■ What is expected ■
Your task is to repeat all of the data exactly while excluding the pictures.

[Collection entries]
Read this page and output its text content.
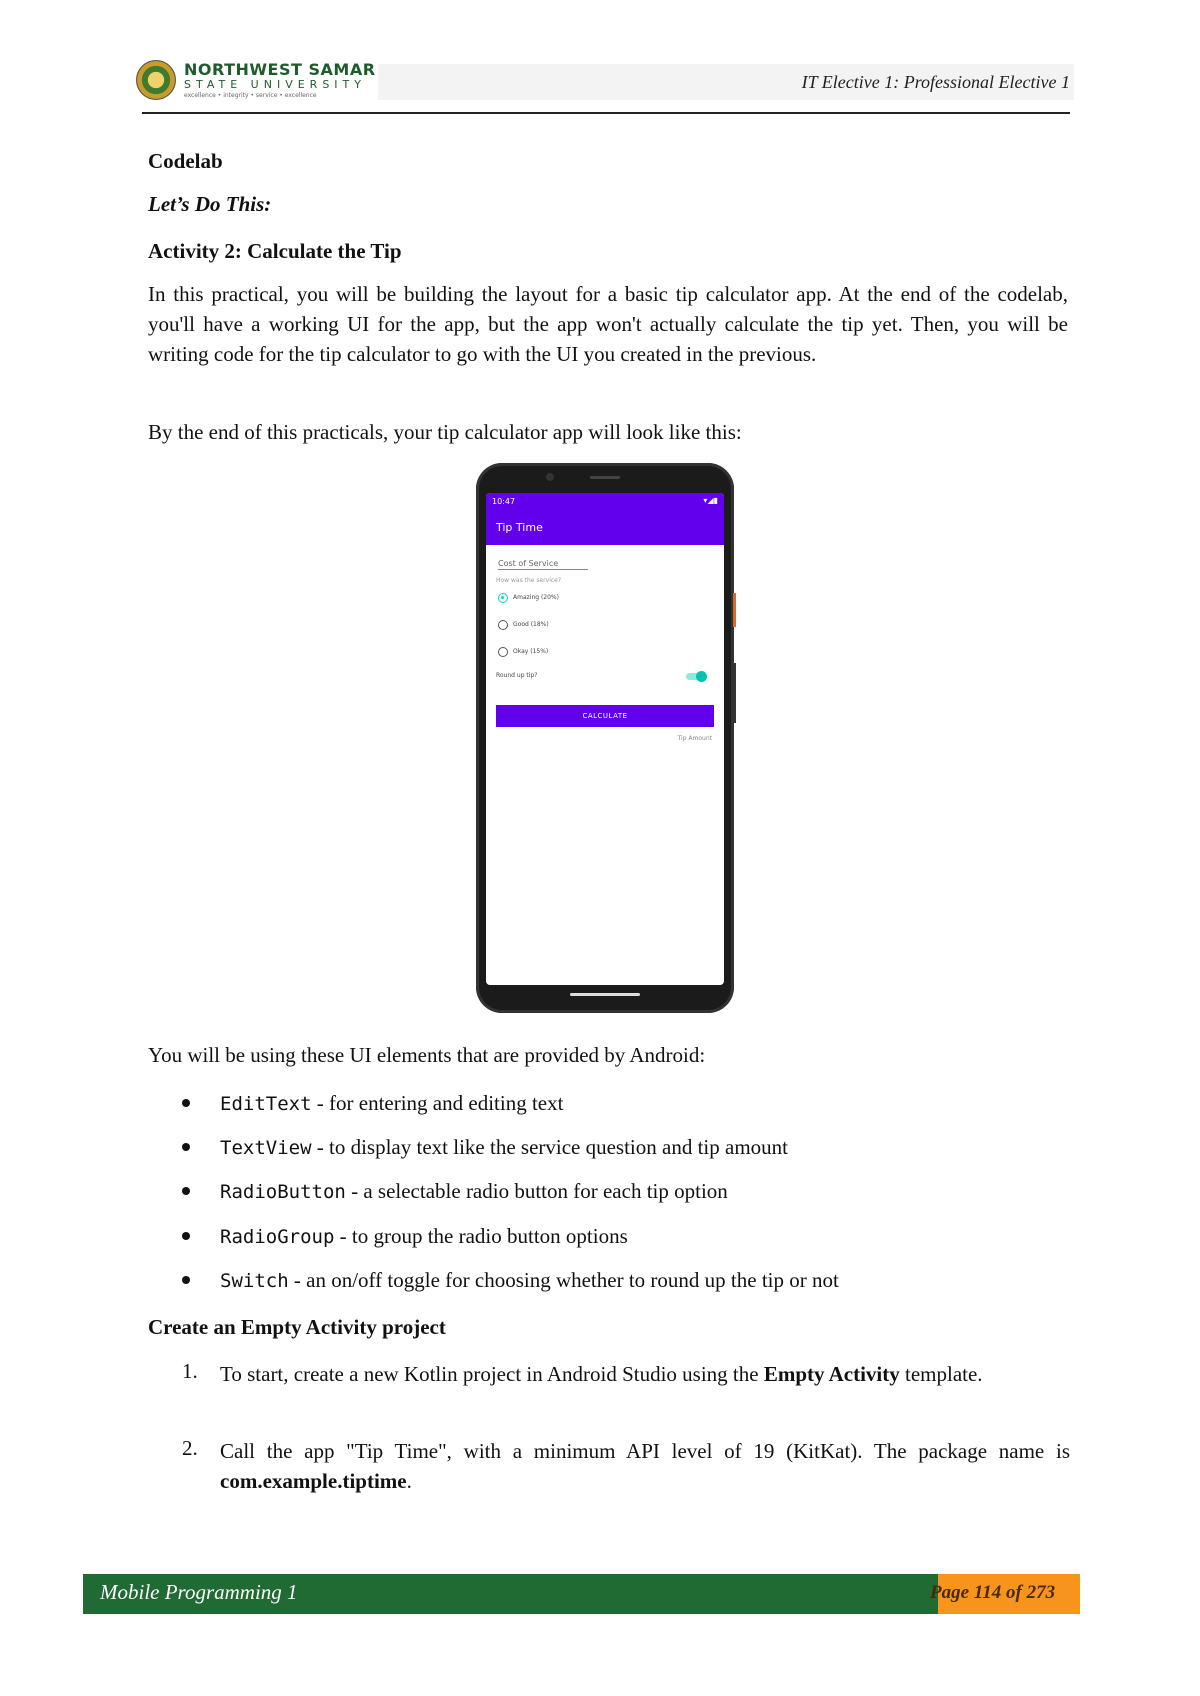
NORTHWEST SAMAR
STATE UNIVERSITY
excellence • integrity • service • excellence
IT Elective 1: Professional Elective 1
Codelab
Let’s Do This:
Activity 2: Calculate the Tip
In this practical, you will be building the layout for a basic tip calculator app. At the end of the codelab, you'll have a working UI for the app, but the app won't actually calculate the tip yet. Then, you will be writing code for the tip calculator to go with the UI you created in the previous.
By the end of this practicals, your tip calculator app will look like this:
10:47	▾◢▮
Tip Time
Cost of Service
How was the service?
Amazing (20%)
Good (18%)
Okay (15%)
Round up tip?
CALCULATE
Tip Amount
You will be using these UI elements that are provided by Android:
EditText - for entering and editing text
TextView - to display text like the service question and tip amount
RadioButton - a selectable radio button for each tip option
RadioGroup - to group the radio button options
Switch - an on/off toggle for choosing whether to round up the tip or not
Create an Empty Activity project
1. To start, create a new Kotlin project in Android Studio using the Empty Activity template.
2. Call the app "Tip Time", with a minimum API level of 19 (KitKat). The package name is com.example.tiptime.
Mobile Programming 1	Page 114 of 273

■ Correct output ■
Read this page and output its text content.
NORTHWEST SAMAR
STATE UNIVERSITY
excellence • integrity • service • excellence
IT Elective 1: Professional Elective 1
Codelab
Let’s Do This:
Activity 2: Calculate the Tip
In this practical, you will be building the layout for a basic tip calculator app. At the end of the codelab, you'll have a working UI for the app, but the app won't actually calculate the tip yet. Then, you will be writing code for the tip calculator to go with the UI you created in the previous.
By the end of this practicals, your tip calculator app will look like this:
10:47	▾◢▮
Tip Time
Cost of Service
How was the service?
Amazing (20%)
Good (18%)
Okay (15%)
Round up tip?
CALCULATE
Tip Amount
You will be using these UI elements that are provided by Android:
EditText - for entering and editing text
TextView - to display text like the service question and tip amount
RadioButton - a selectable radio button for each tip option
RadioGroup - to group the radio button options
Switch - an on/off toggle for choosing whether to round up the tip or not
Create an Empty Activity project
1. To start, create a new Kotlin project in Android Studio using the Empty Activity template.
2. Call the app "Tip Time", with a minimum API level of 19 (KitKat). The package name is com.example.tiptime.
Mobile Programming 1	Page 114 of 273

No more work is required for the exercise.